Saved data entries
————
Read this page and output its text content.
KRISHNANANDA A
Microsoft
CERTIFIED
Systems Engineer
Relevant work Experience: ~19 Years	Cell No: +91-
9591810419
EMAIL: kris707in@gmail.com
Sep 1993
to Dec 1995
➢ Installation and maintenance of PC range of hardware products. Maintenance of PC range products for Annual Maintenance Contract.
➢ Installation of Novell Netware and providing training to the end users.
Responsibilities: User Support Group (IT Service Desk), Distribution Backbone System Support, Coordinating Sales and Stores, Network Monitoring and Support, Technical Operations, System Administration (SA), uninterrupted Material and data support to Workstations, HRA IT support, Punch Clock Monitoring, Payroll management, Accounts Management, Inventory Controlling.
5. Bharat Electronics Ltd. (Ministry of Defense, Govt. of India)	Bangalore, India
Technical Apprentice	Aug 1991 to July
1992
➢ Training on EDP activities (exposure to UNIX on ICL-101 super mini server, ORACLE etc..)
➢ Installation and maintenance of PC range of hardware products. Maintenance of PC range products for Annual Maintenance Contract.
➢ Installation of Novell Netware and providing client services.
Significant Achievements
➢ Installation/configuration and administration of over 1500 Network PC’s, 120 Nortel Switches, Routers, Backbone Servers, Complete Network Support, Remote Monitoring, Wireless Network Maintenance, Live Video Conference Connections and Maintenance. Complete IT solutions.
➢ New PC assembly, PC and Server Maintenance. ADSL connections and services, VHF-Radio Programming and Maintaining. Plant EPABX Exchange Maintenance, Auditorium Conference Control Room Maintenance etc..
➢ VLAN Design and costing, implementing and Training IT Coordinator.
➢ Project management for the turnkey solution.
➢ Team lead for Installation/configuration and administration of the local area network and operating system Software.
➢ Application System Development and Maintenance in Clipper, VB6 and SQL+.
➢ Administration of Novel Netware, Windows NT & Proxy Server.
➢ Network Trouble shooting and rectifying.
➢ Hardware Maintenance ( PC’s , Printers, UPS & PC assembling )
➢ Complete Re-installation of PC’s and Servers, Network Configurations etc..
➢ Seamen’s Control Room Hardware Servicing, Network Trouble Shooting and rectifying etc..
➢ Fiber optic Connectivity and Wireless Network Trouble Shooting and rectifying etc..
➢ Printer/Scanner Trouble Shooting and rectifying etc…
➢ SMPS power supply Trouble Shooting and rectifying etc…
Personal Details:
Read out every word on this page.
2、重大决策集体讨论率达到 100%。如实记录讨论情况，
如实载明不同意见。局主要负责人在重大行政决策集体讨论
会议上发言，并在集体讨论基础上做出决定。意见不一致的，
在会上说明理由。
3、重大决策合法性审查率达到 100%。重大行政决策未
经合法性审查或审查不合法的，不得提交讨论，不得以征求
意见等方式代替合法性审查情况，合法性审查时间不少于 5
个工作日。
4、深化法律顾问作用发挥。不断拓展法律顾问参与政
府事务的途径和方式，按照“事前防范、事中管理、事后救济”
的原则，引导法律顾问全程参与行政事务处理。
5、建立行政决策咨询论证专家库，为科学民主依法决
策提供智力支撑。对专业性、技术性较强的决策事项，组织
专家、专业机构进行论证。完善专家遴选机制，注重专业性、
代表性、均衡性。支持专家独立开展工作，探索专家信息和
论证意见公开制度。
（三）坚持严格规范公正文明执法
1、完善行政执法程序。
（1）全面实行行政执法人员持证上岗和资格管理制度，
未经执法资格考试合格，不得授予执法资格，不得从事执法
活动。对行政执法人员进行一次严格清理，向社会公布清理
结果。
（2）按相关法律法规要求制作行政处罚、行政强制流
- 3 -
————
Determine the number of lines in the listing that contain the string "Maintenance". Write that number and nothing else.

◆ THE RESULT:
6